### Source data

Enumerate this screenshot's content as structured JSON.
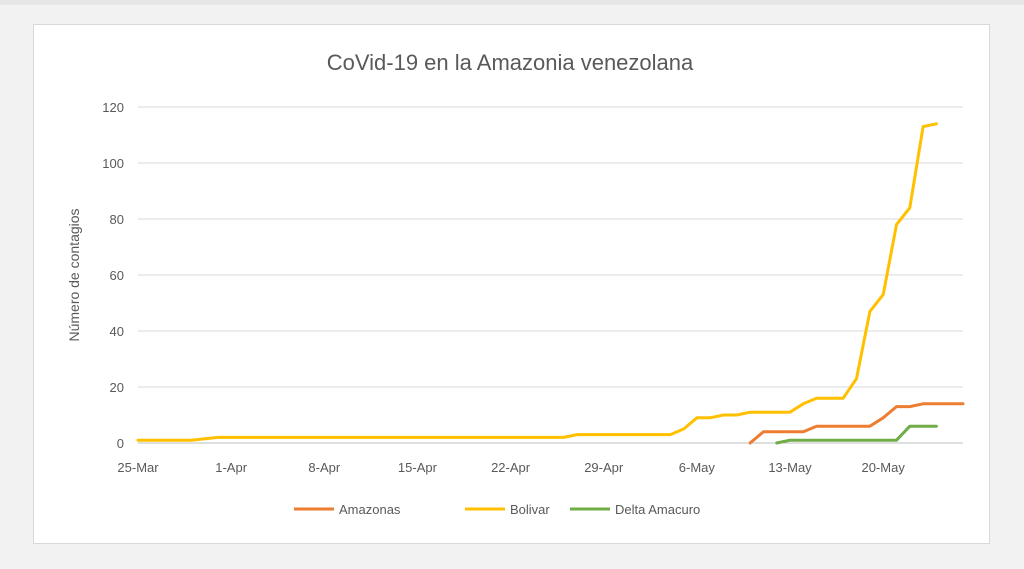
{
  "chart_data": {
    "type": "line",
    "title": "CoVid-19 en la Amazonia venezolana",
    "ylabel": "Número de contagios",
    "xlabel": "",
    "ylim": [
      0,
      120
    ],
    "yticks": [
      0,
      20,
      40,
      60,
      80,
      100,
      120
    ],
    "x_tick_labels": [
      "25-Mar",
      "1-Apr",
      "8-Apr",
      "15-Apr",
      "22-Apr",
      "29-Apr",
      "6-May",
      "13-May",
      "20-May"
    ],
    "x_start": "25-Mar",
    "x_end": "26-May",
    "grid": true,
    "legend_position": "bottom",
    "series": [
      {
        "name": "Amazonas",
        "color": "#ED7D31",
        "points": [
          [
            "10-May",
            0
          ],
          [
            "11-May",
            4
          ],
          [
            "12-May",
            4
          ],
          [
            "13-May",
            4
          ],
          [
            "14-May",
            4
          ],
          [
            "15-May",
            6
          ],
          [
            "16-May",
            6
          ],
          [
            "17-May",
            6
          ],
          [
            "18-May",
            6
          ],
          [
            "19-May",
            6
          ],
          [
            "20-May",
            9
          ],
          [
            "21-May",
            13
          ],
          [
            "22-May",
            13
          ],
          [
            "23-May",
            14
          ],
          [
            "24-May",
            14
          ],
          [
            "25-May",
            14
          ],
          [
            "26-May",
            14
          ]
        ]
      },
      {
        "name": "Bolivar",
        "color": "#FFC000",
        "points": [
          [
            "25-Mar",
            1
          ],
          [
            "29-Mar",
            1
          ],
          [
            "31-Mar",
            2
          ],
          [
            "26-Apr",
            2
          ],
          [
            "27-Apr",
            3
          ],
          [
            "4-May",
            3
          ],
          [
            "5-May",
            5
          ],
          [
            "6-May",
            9
          ],
          [
            "7-May",
            9
          ],
          [
            "8-May",
            10
          ],
          [
            "9-May",
            10
          ],
          [
            "10-May",
            11
          ],
          [
            "11-May",
            11
          ],
          [
            "12-May",
            11
          ],
          [
            "13-May",
            11
          ],
          [
            "14-May",
            14
          ],
          [
            "15-May",
            16
          ],
          [
            "16-May",
            16
          ],
          [
            "17-May",
            16
          ],
          [
            "18-May",
            23
          ],
          [
            "19-May",
            47
          ],
          [
            "20-May",
            53
          ],
          [
            "21-May",
            78
          ],
          [
            "22-May",
            84
          ],
          [
            "23-May",
            113
          ],
          [
            "24-May",
            114
          ]
        ]
      },
      {
        "name": "Delta Amacuro",
        "color": "#70AD47",
        "points": [
          [
            "12-May",
            0
          ],
          [
            "13-May",
            1
          ],
          [
            "14-May",
            1
          ],
          [
            "15-May",
            1
          ],
          [
            "16-May",
            1
          ],
          [
            "17-May",
            1
          ],
          [
            "18-May",
            1
          ],
          [
            "19-May",
            1
          ],
          [
            "20-May",
            1
          ],
          [
            "21-May",
            1
          ],
          [
            "22-May",
            6
          ],
          [
            "23-May",
            6
          ],
          [
            "24-May",
            6
          ]
        ]
      }
    ]
  }
}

######

__What is needed__
Every record gets retyped exactly; no picture goes into the copy.

__Solved problem__
Enumerate this screenshot's content as structured JSON.
{
  "chart_data": {
    "type": "line",
    "title": "CoVid-19 en la Amazonia venezolana",
    "ylabel": "Número de contagios",
    "xlabel": "",
    "ylim": [
      0,
      120
    ],
    "yticks": [
      0,
      20,
      40,
      60,
      80,
      100,
      120
    ],
    "x_tick_labels": [
      "25-Mar",
      "1-Apr",
      "8-Apr",
      "15-Apr",
      "22-Apr",
      "29-Apr",
      "6-May",
      "13-May",
      "20-May"
    ],
    "x_start": "25-Mar",
    "x_end": "26-May",
    "grid": true,
    "legend_position": "bottom",
    "series": [
      {
        "name": "Amazonas",
        "color": "#ED7D31",
        "points": [
          [
            "10-May",
            0
          ],
          [
            "11-May",
            4
          ],
          [
            "12-May",
            4
          ],
          [
            "13-May",
            4
          ],
          [
            "14-May",
            4
          ],
          [
            "15-May",
            6
          ],
          [
            "16-May",
            6
          ],
          [
            "17-May",
            6
          ],
          [
            "18-May",
            6
          ],
          [
            "19-May",
            6
          ],
          [
            "20-May",
            9
          ],
          [
            "21-May",
            13
          ],
          [
            "22-May",
            13
          ],
          [
            "23-May",
            14
          ],
          [
            "24-May",
            14
          ],
          [
            "25-May",
            14
          ],
          [
            "26-May",
            14
          ]
        ]
      },
      {
        "name": "Bolivar",
        "color": "#FFC000",
        "points": [
          [
            "25-Mar",
            1
          ],
          [
            "29-Mar",
            1
          ],
          [
            "31-Mar",
            2
          ],
          [
            "26-Apr",
            2
          ],
          [
            "27-Apr",
            3
          ],
          [
            "4-May",
            3
          ],
          [
            "5-May",
            5
          ],
          [
            "6-May",
            9
          ],
          [
            "7-May",
            9
          ],
          [
            "8-May",
            10
          ],
          [
            "9-May",
            10
          ],
          [
            "10-May",
            11
          ],
          [
            "11-May",
            11
          ],
          [
            "12-May",
            11
          ],
          [
            "13-May",
            11
          ],
          [
            "14-May",
            14
          ],
          [
            "15-May",
            16
          ],
          [
            "16-May",
            16
          ],
          [
            "17-May",
            16
          ],
          [
            "18-May",
            23
          ],
          [
            "19-May",
            47
          ],
          [
            "20-May",
            53
          ],
          [
            "21-May",
            78
          ],
          [
            "22-May",
            84
          ],
          [
            "23-May",
            113
          ],
          [
            "24-May",
            114
          ]
        ]
      },
      {
        "name": "Delta Amacuro",
        "color": "#70AD47",
        "points": [
          [
            "12-May",
            0
          ],
          [
            "13-May",
            1
          ],
          [
            "14-May",
            1
          ],
          [
            "15-May",
            1
          ],
          [
            "16-May",
            1
          ],
          [
            "17-May",
            1
          ],
          [
            "18-May",
            1
          ],
          [
            "19-May",
            1
          ],
          [
            "20-May",
            1
          ],
          [
            "21-May",
            1
          ],
          [
            "22-May",
            6
          ],
          [
            "23-May",
            6
          ],
          [
            "24-May",
            6
          ]
        ]
      }
    ]
  }
}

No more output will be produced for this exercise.